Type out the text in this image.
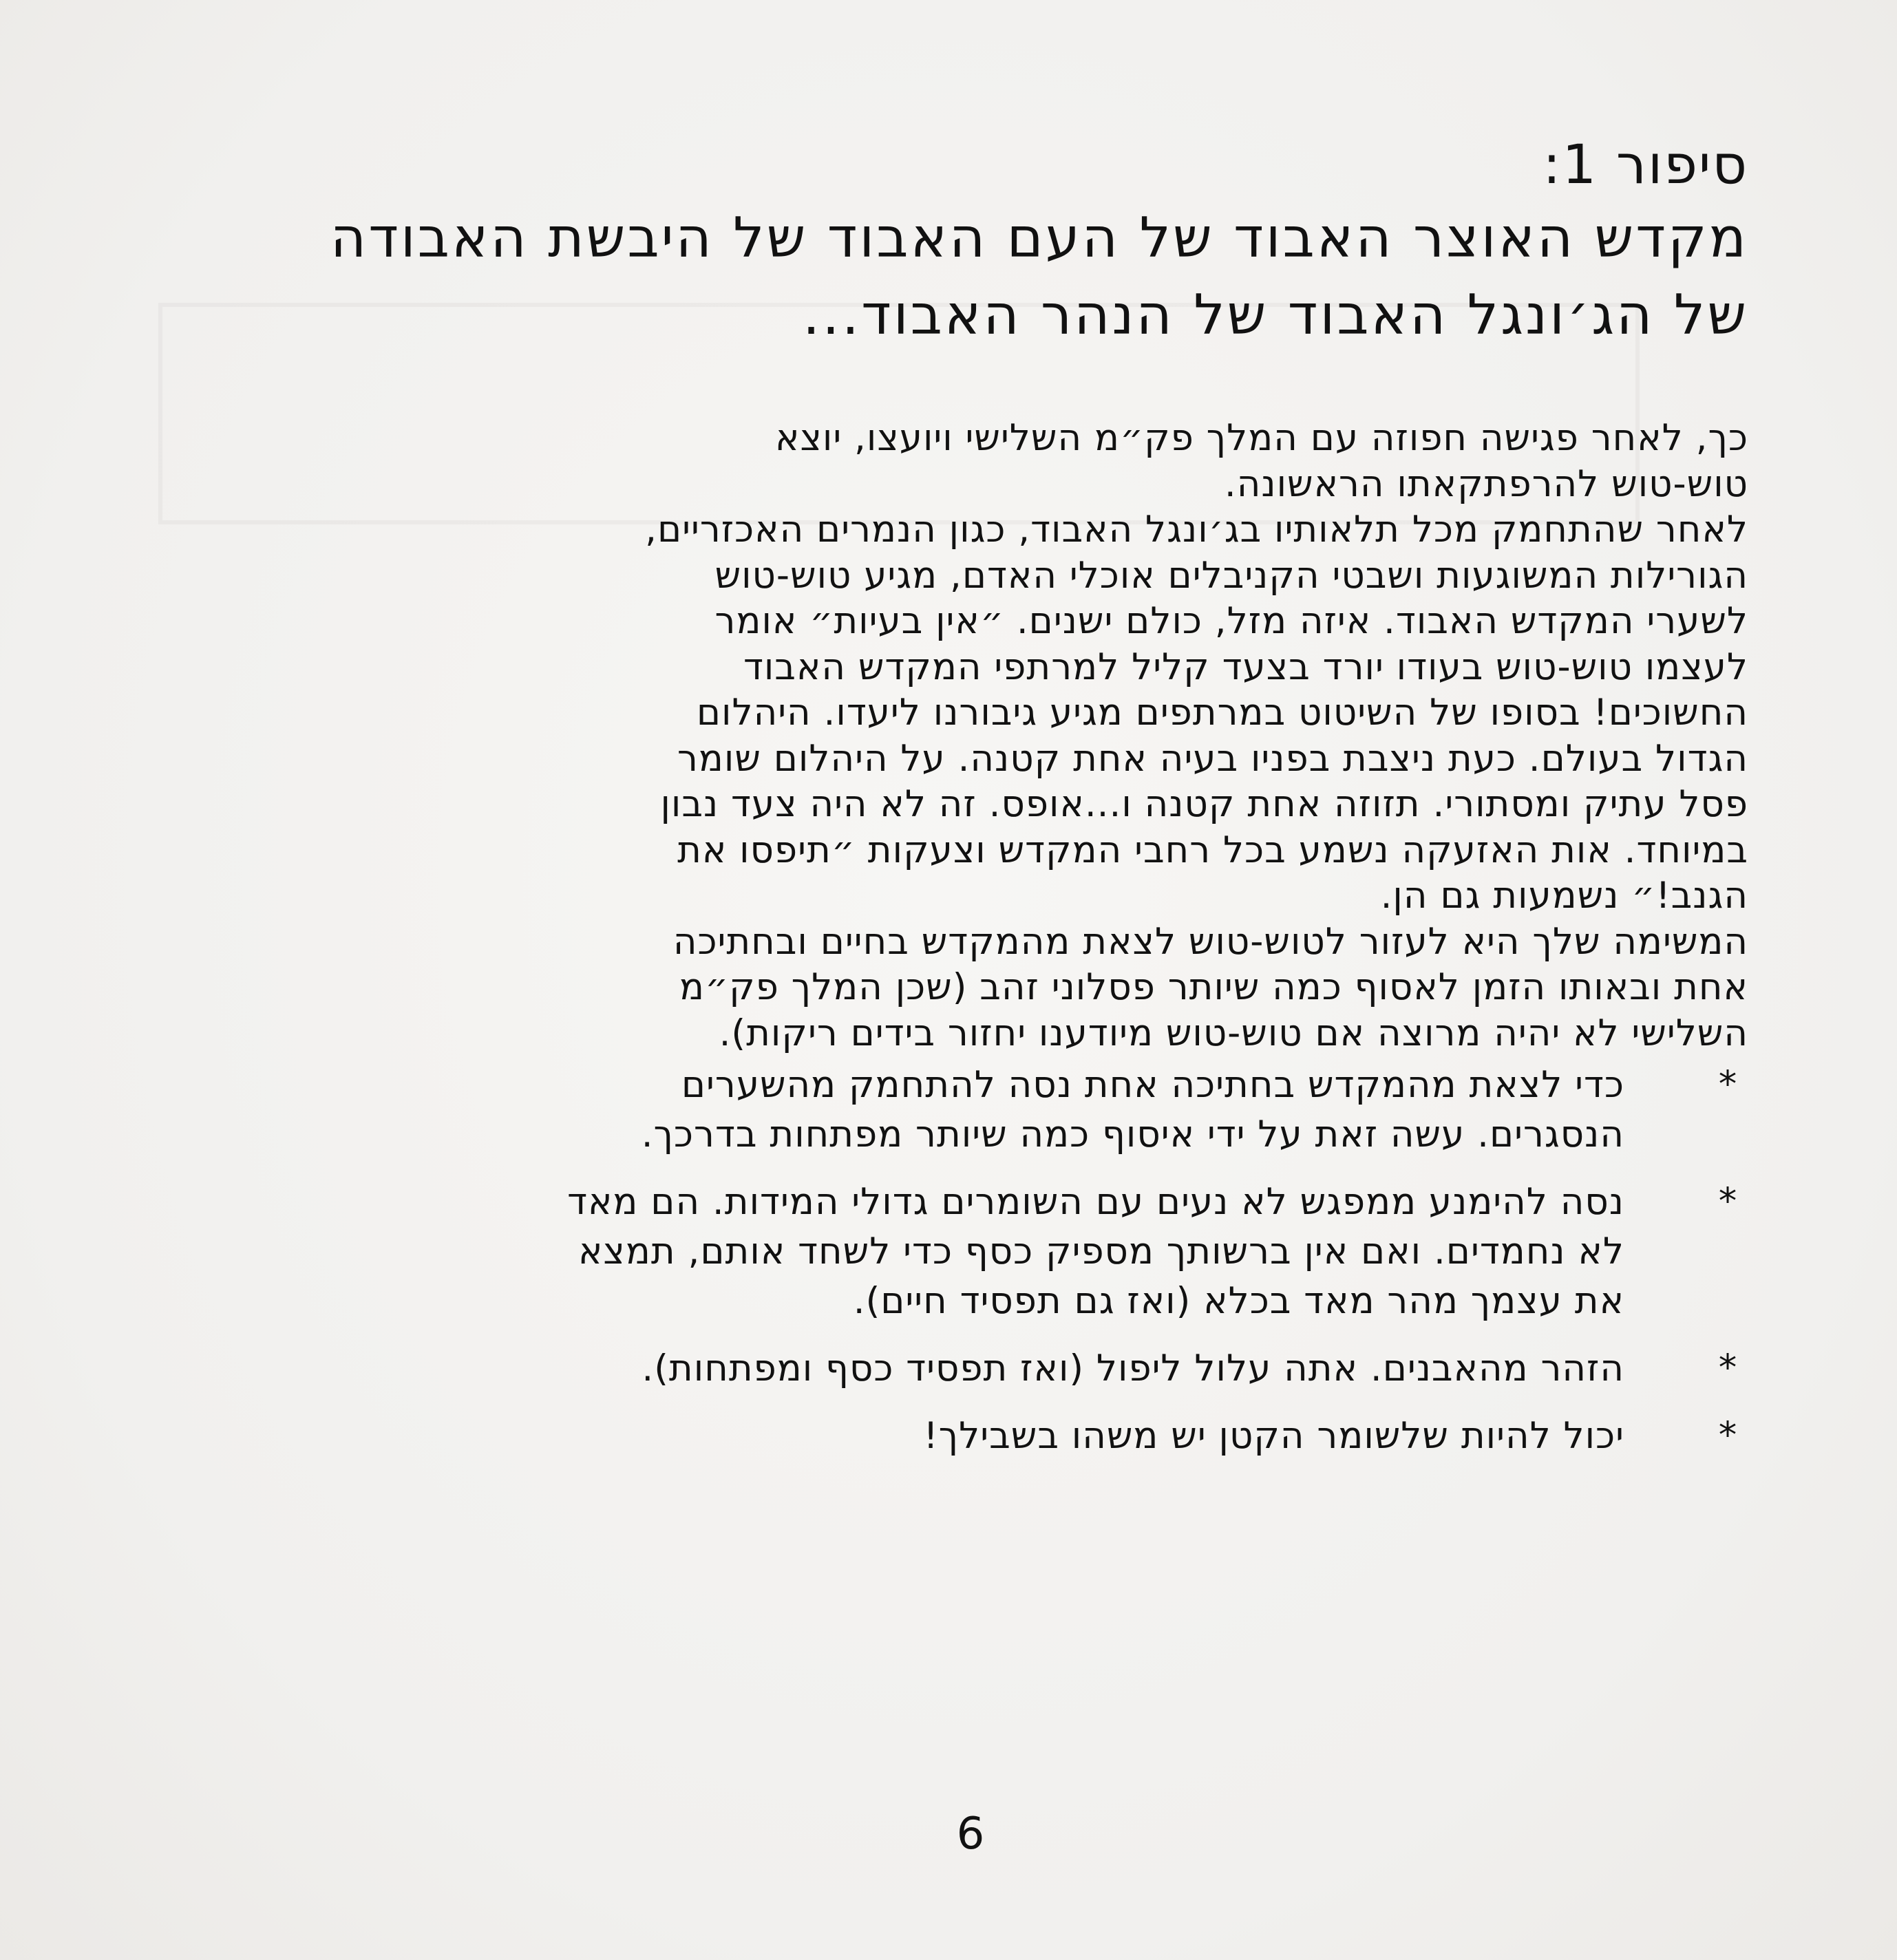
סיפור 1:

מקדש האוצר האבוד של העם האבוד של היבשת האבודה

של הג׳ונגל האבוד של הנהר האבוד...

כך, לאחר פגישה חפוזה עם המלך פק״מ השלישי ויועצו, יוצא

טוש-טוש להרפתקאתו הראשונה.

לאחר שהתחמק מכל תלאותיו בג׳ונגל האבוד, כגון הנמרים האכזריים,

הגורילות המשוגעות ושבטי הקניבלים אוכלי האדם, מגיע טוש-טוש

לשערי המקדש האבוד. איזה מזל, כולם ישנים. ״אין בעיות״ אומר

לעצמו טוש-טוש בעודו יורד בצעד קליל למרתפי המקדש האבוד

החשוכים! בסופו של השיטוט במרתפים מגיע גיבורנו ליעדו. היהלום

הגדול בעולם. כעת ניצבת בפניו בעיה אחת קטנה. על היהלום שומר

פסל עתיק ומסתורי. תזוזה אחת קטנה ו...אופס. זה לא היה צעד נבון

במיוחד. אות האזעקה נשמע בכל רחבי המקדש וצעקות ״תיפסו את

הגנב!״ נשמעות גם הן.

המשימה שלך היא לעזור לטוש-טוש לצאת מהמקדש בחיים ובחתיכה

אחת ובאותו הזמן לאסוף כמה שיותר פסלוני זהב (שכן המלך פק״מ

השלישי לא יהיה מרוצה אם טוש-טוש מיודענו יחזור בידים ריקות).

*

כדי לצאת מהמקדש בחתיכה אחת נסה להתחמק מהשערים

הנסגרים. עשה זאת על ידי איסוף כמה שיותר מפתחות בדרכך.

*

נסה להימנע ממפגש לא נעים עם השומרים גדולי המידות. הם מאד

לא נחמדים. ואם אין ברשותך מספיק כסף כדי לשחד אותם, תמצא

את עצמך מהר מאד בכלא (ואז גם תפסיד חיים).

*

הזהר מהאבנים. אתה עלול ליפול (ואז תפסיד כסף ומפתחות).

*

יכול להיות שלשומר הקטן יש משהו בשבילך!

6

_ _ _

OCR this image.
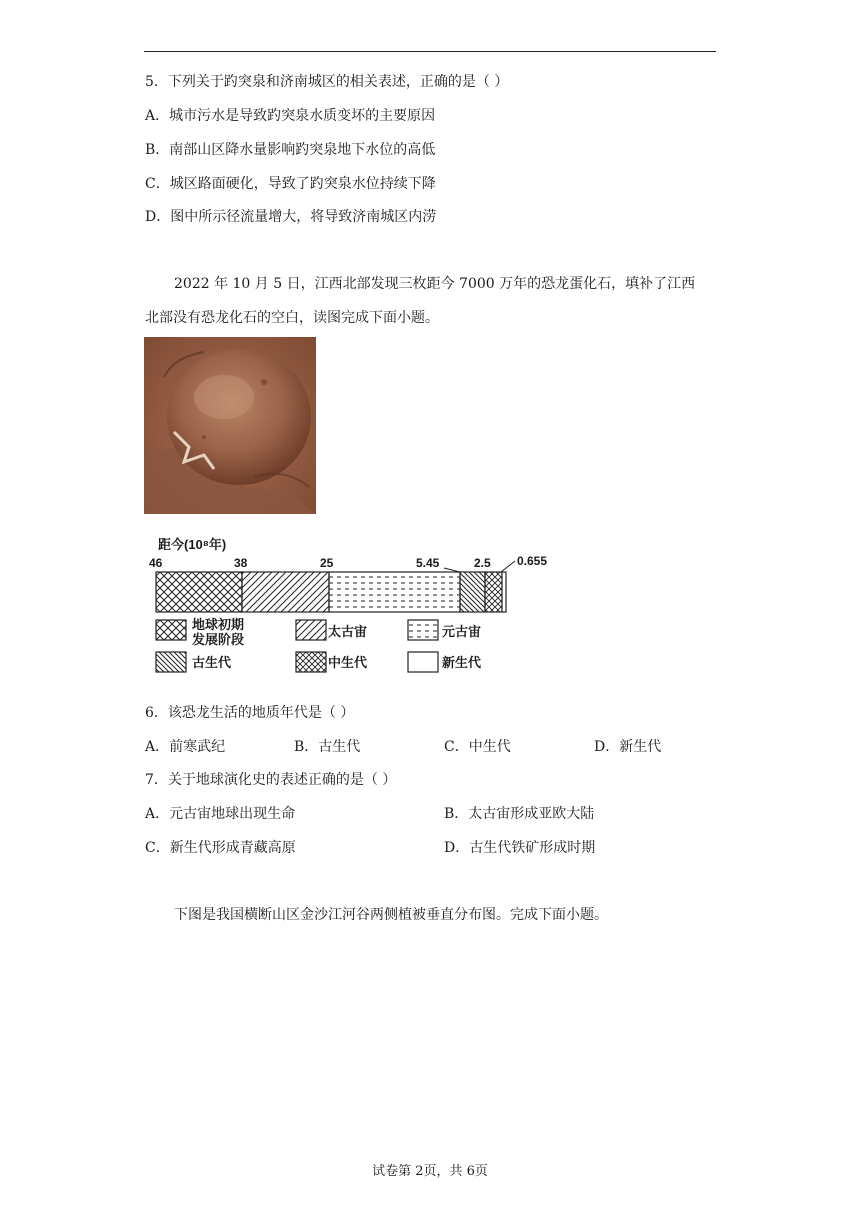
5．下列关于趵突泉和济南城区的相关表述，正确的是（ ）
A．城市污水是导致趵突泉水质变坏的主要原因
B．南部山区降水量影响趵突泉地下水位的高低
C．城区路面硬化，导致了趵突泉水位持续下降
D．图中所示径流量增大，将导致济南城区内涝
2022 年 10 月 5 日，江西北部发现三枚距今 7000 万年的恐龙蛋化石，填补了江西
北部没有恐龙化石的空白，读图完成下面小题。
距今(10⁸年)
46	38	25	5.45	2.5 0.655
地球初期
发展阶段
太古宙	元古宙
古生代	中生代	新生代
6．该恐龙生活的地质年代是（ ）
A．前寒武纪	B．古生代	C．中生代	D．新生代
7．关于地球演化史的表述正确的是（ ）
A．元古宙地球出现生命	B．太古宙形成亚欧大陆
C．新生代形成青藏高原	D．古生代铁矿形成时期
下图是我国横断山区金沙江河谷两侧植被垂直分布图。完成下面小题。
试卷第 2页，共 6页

_ _ _

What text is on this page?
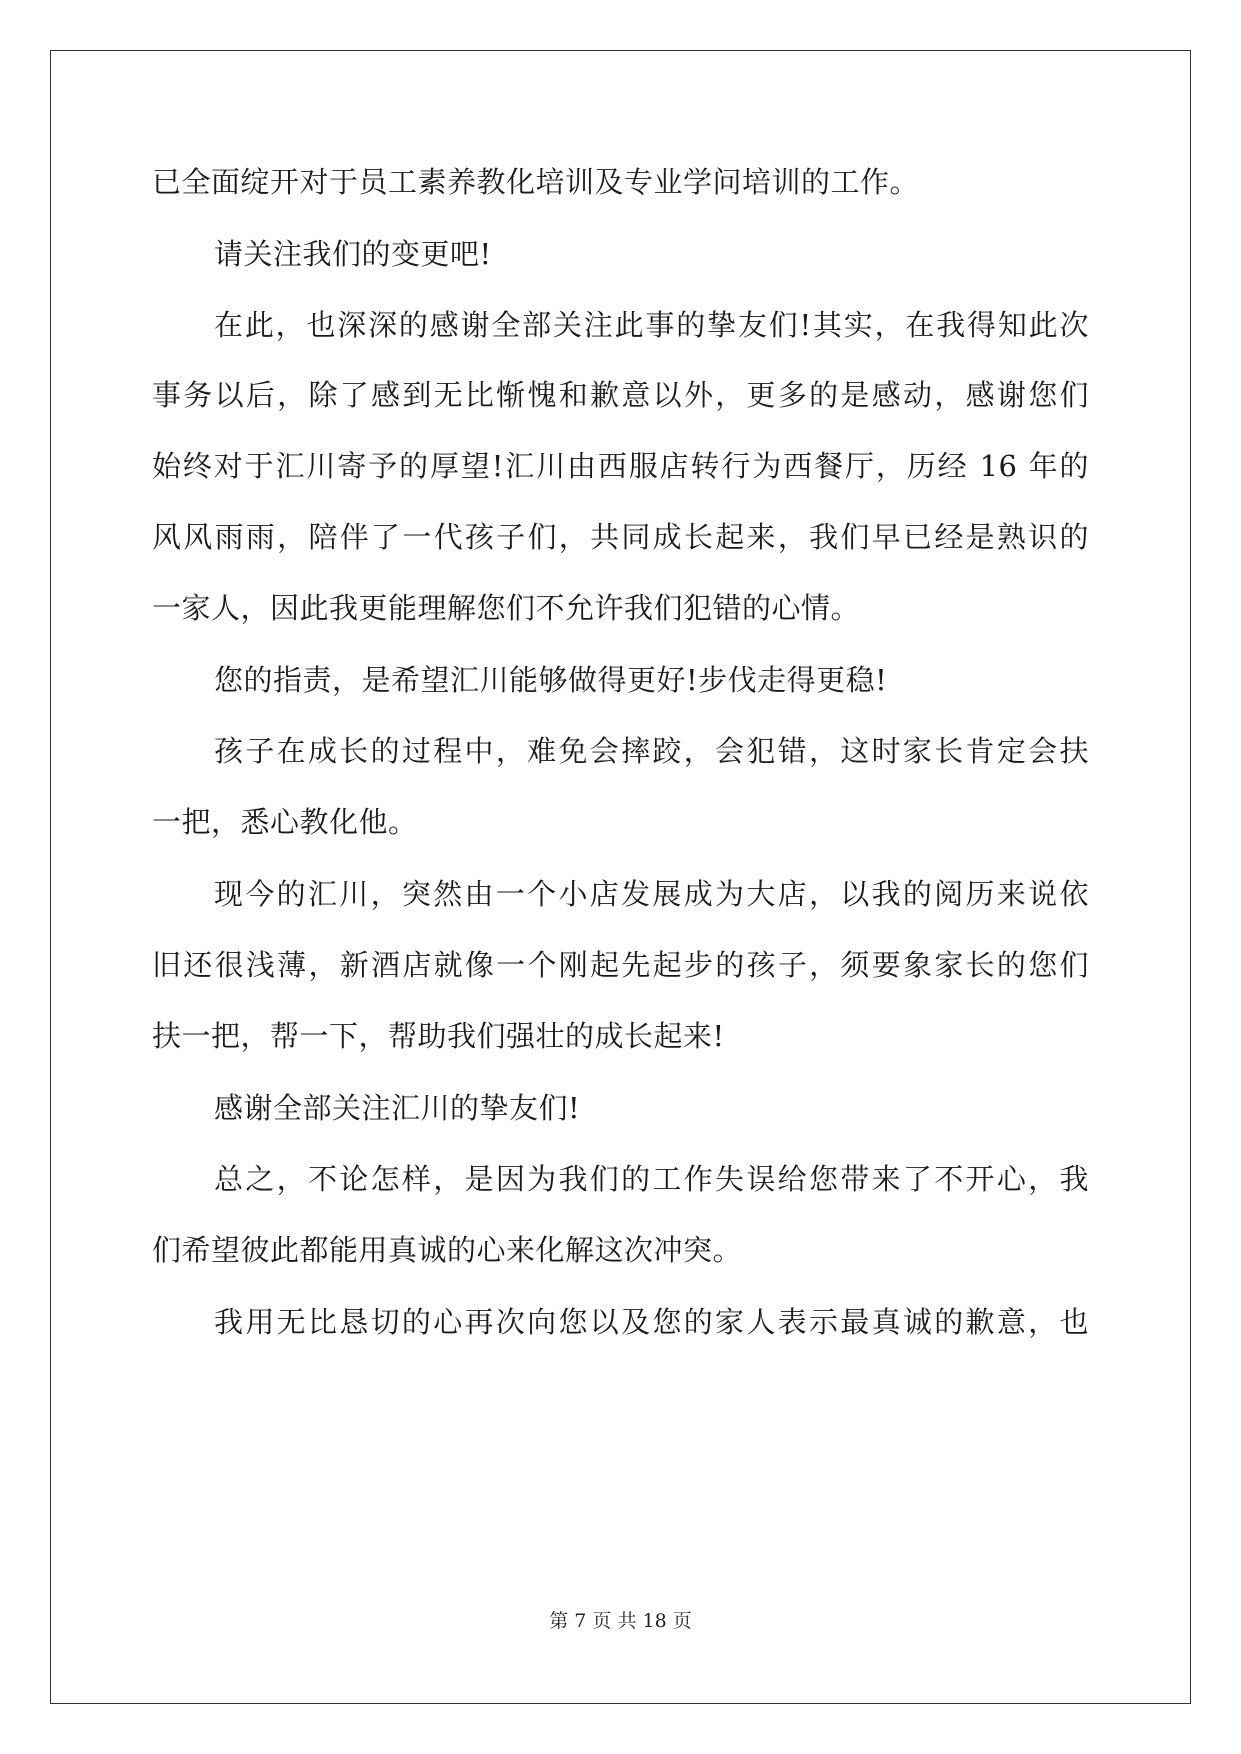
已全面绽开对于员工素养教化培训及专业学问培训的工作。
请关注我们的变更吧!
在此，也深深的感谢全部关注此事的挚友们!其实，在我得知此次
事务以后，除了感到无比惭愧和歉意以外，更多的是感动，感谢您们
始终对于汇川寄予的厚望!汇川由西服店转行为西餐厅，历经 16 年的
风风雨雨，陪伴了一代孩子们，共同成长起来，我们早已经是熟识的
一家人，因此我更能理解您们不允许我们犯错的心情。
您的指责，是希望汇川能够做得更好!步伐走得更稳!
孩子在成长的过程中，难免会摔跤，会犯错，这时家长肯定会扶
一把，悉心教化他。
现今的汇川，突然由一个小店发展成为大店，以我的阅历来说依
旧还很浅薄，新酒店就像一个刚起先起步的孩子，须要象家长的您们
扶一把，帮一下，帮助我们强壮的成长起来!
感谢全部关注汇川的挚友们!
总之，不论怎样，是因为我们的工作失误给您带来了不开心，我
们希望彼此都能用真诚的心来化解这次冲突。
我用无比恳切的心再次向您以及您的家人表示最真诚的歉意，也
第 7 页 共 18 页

_ _ _

• [What the task asks] What is the number of lines in the records that contain the string "המלך"? Give only that number.

• [Full output] 2